Problem description: Output the lines that follow exactly as they are.

━━━━━━━━━━━━━━━━━━━━━━━━━━━━━━

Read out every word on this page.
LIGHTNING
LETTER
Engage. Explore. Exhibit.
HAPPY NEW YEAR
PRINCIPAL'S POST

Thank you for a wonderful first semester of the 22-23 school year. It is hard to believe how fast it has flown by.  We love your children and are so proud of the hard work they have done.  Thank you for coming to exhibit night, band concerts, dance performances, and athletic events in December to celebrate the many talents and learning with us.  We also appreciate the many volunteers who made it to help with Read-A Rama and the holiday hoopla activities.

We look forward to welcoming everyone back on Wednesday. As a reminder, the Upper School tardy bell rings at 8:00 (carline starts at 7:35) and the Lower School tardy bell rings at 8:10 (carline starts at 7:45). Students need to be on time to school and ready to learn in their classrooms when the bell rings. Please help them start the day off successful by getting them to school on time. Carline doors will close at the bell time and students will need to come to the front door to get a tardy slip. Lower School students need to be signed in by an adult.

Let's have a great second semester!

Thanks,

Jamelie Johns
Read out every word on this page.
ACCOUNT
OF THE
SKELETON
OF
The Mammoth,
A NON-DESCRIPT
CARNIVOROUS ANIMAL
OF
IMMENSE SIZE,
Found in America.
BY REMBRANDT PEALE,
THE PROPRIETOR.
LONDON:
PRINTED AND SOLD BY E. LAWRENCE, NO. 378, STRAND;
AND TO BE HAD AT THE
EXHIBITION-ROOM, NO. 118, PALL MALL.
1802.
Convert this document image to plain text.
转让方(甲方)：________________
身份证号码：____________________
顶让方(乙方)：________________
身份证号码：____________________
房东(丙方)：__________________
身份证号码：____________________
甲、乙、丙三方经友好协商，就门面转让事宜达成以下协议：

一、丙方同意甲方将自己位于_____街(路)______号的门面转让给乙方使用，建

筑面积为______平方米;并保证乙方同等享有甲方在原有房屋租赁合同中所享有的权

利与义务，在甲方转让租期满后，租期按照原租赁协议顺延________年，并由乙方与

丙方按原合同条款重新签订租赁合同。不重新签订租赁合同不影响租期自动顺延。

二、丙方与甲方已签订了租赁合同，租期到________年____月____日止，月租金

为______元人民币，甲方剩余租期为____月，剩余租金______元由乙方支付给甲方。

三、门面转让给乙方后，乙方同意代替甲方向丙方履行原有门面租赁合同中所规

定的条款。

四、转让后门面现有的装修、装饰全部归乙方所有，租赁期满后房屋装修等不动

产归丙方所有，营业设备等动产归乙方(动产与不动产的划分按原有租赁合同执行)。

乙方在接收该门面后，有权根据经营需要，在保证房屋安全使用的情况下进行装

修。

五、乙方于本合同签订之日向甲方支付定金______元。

━━━━━━━━━━━━━━━━━━━━━━━━━━━━━━

Solution:
Read out every word on this page.
LIGHTNING
LETTER
Engage. Explore. Exhibit.
HAPPY NEW YEAR
PRINCIPAL'S POST

Thank you for a wonderful first semester of the 22-23 school year. It is hard to believe how fast it has flown by.  We love your children and are so proud of the hard work they have done.  Thank you for coming to exhibit night, band concerts, dance performances, and athletic events in December to celebrate the many talents and learning with us.  We also appreciate the many volunteers who made it to help with Read-A Rama and the holiday hoopla activities.

We look forward to welcoming everyone back on Wednesday. As a reminder, the Upper School tardy bell rings at 8:00 (carline starts at 7:35) and the Lower School tardy bell rings at 8:10 (carline starts at 7:45). Students need to be on time to school and ready to learn in their classrooms when the bell rings. Please help them start the day off successful by getting them to school on time. Carline doors will close at the bell time and students will need to come to the front door to get a tardy slip. Lower School students need to be signed in by an adult.

Let's have a great second semester!

Thanks,

Jamelie Johns
Read out every word on this page.
ACCOUNT
OF THE
SKELETON
OF
The Mammoth,
A NON-DESCRIPT
CARNIVOROUS ANIMAL
OF
IMMENSE SIZE,
Found in America.
BY REMBRANDT PEALE,
THE PROPRIETOR.
LONDON:
PRINTED AND SOLD BY E. LAWRENCE, NO. 378, STRAND;
AND TO BE HAD AT THE
EXHIBITION-ROOM, NO. 118, PALL MALL.
1802.
Convert this document image to plain text.
转让方(甲方)：________________
身份证号码：____________________
顶让方(乙方)：________________
身份证号码：____________________
房东(丙方)：__________________
身份证号码：____________________
甲、乙、丙三方经友好协商，就门面转让事宜达成以下协议：

一、丙方同意甲方将自己位于_____街(路)______号的门面转让给乙方使用，建

筑面积为______平方米;并保证乙方同等享有甲方在原有房屋租赁合同中所享有的权

利与义务，在甲方转让租期满后，租期按照原租赁协议顺延________年，并由乙方与

丙方按原合同条款重新签订租赁合同。不重新签订租赁合同不影响租期自动顺延。

二、丙方与甲方已签订了租赁合同，租期到________年____月____日止，月租金

为______元人民币，甲方剩余租期为____月，剩余租金______元由乙方支付给甲方。

三、门面转让给乙方后，乙方同意代替甲方向丙方履行原有门面租赁合同中所规

定的条款。

四、转让后门面现有的装修、装饰全部归乙方所有，租赁期满后房屋装修等不动

产归丙方所有，营业设备等动产归乙方(动产与不动产的划分按原有租赁合同执行)。

乙方在接收该门面后，有权根据经营需要，在保证房屋安全使用的情况下进行装

修。

五、乙方于本合同签订之日向甲方支付定金______元。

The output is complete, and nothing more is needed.